Using the data below, copy each line that includes the word "JSON".
** begin Source material **
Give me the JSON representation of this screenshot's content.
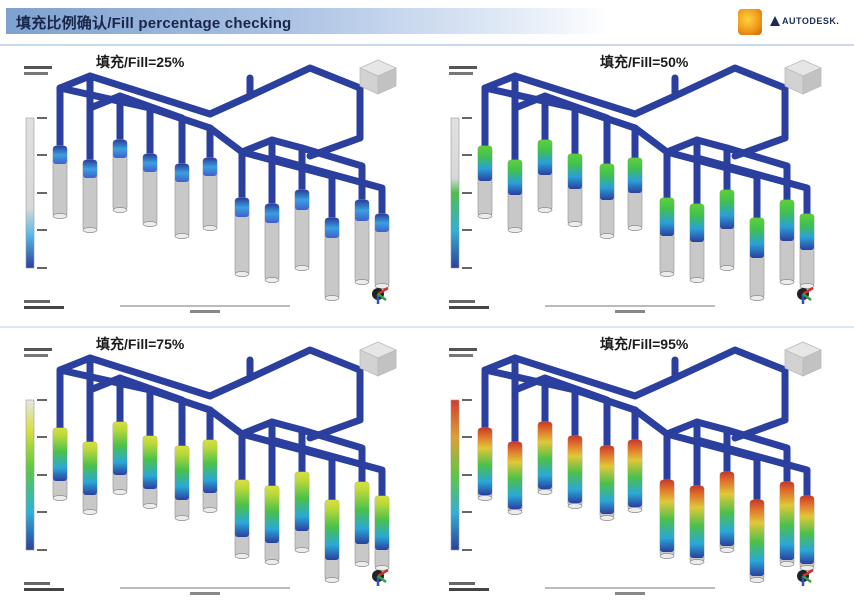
{
  "slide": {
    "title": "填充比例确认/Fill percentage checking",
    "logo_text": "AUTODESK.",
    "logo_icon": "autodesk-triangle-icon"
  },
  "panels": [
    {
      "label": "填充/Fill=25%",
      "fill": 0.25,
      "palette": "blue"
    },
    {
      "label": "填充/Fill=50%",
      "fill": 0.5,
      "palette": "green"
    },
    {
      "label": "填充/Fill=75%",
      "fill": 0.75,
      "palette": "spectrum"
    },
    {
      "label": "填充/Fill=95%",
      "fill": 0.95,
      "palette": "full"
    }
  ],
  "colors": {
    "runner": "#2a3f9e",
    "unfilled": "#c8c8c8",
    "title_bar": "#8ea9d4"
  }
}
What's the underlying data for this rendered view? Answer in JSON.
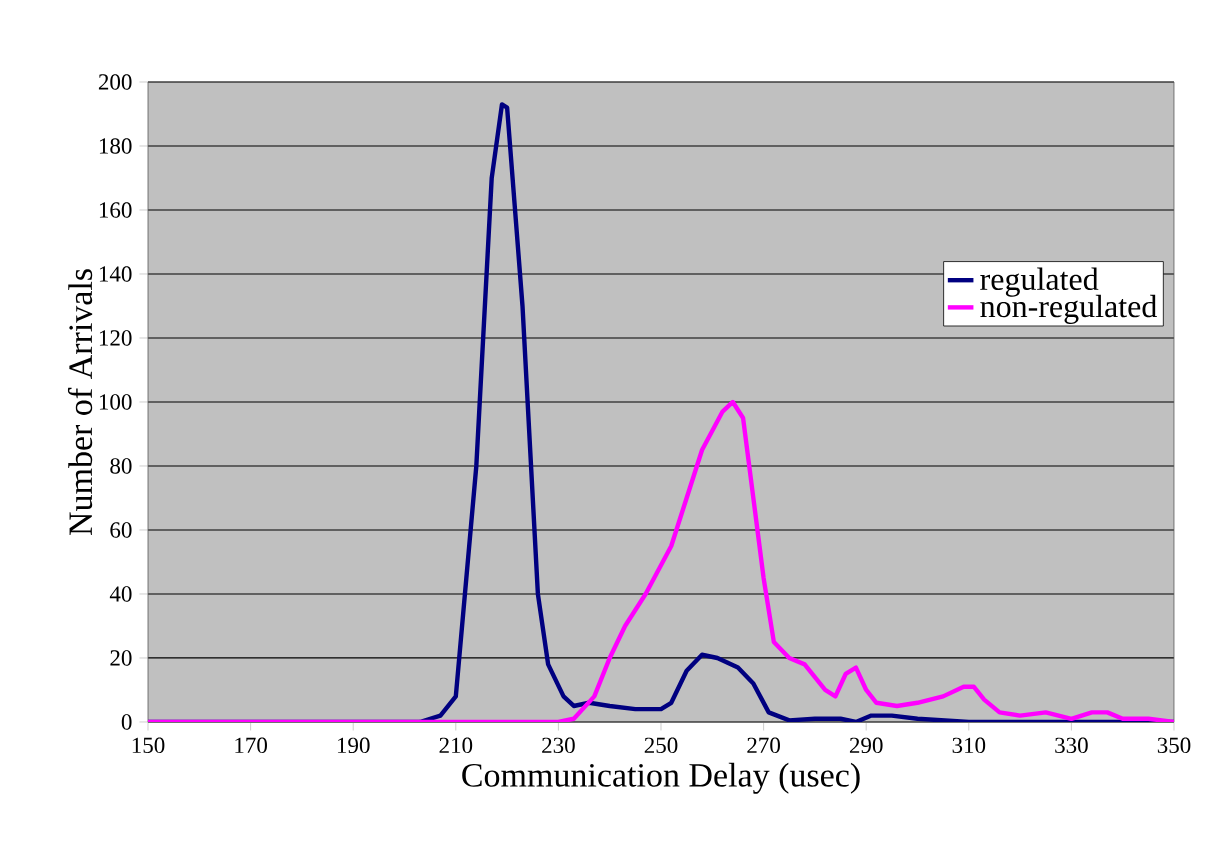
{
  "chart_data": {
    "type": "line",
    "xlabel": "Communication Delay (usec)",
    "ylabel": "Number of Arrivals",
    "xlim": [
      150,
      350
    ],
    "xticks": [
      150,
      170,
      190,
      210,
      230,
      250,
      270,
      290,
      310,
      330,
      350
    ],
    "ylim": [
      0,
      200
    ],
    "yticks": [
      0,
      20,
      40,
      60,
      80,
      100,
      120,
      140,
      160,
      180,
      200
    ],
    "grid": "y",
    "legend": "right",
    "marker": "none",
    "line_style": "solid",
    "series": [
      {
        "name": "regulated",
        "color": "#000080",
        "x": [
          150,
          200,
          203,
          207,
          210,
          214,
          217,
          219,
          220,
          223,
          226,
          228,
          231,
          233,
          236,
          240,
          245,
          250,
          252,
          255,
          258,
          261,
          265,
          268,
          271,
          275,
          280,
          285,
          288,
          291,
          295,
          300,
          310,
          350
        ],
        "values": [
          0,
          0,
          0,
          2,
          8,
          80,
          170,
          193,
          192,
          130,
          40,
          18,
          8,
          5,
          6,
          5,
          4,
          4,
          6,
          16,
          21,
          20,
          17,
          12,
          3,
          0.5,
          1,
          1,
          0,
          2,
          2,
          1,
          0,
          0
        ]
      },
      {
        "name": "non-regulated",
        "color": "#ff00ff",
        "x": [
          150,
          230,
          233,
          237,
          240,
          243,
          247,
          252,
          255,
          258,
          262,
          264,
          266,
          268,
          270,
          272,
          275,
          278,
          282,
          284,
          286,
          288,
          290,
          292,
          296,
          300,
          305,
          309,
          311,
          313,
          316,
          320,
          325,
          330,
          334,
          337,
          340,
          345,
          350
        ],
        "values": [
          0,
          0,
          1,
          8,
          20,
          30,
          40,
          55,
          70,
          85,
          97,
          100,
          95,
          70,
          45,
          25,
          20,
          18,
          10,
          8,
          15,
          17,
          10,
          6,
          5,
          6,
          8,
          11,
          11,
          7,
          3,
          2,
          3,
          1,
          3,
          3,
          1,
          1,
          0
        ]
      }
    ]
  }
}
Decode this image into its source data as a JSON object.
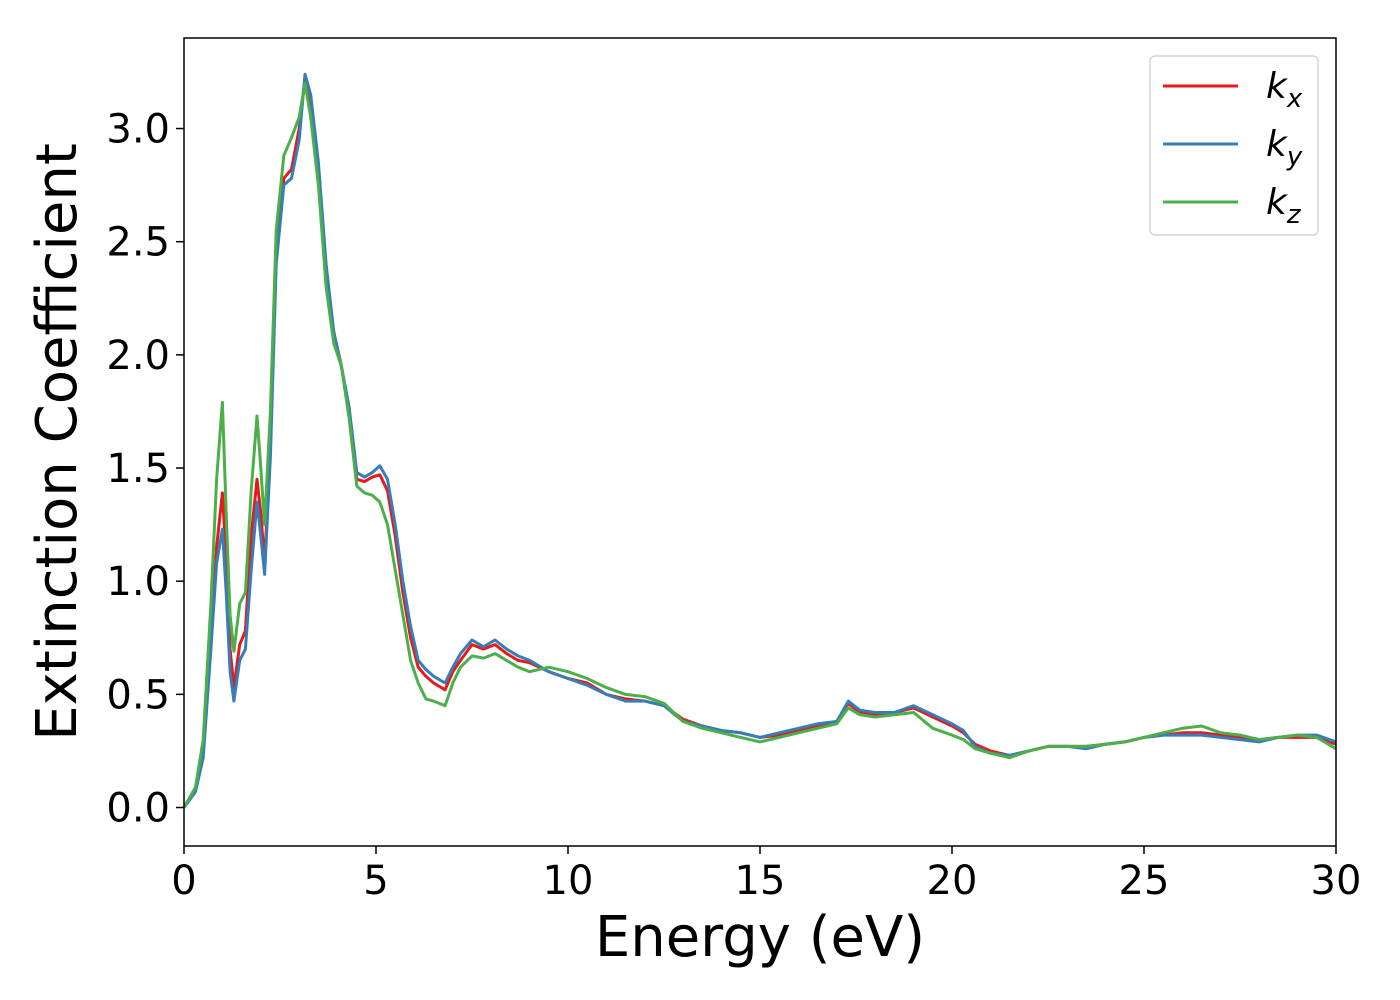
** end Source material **
== Task result ==
Give me the JSON representation of this screenshot's content.
What's the underlying data for this rendered view? Answer in JSON.
Decode this image into its source data as a JSON object.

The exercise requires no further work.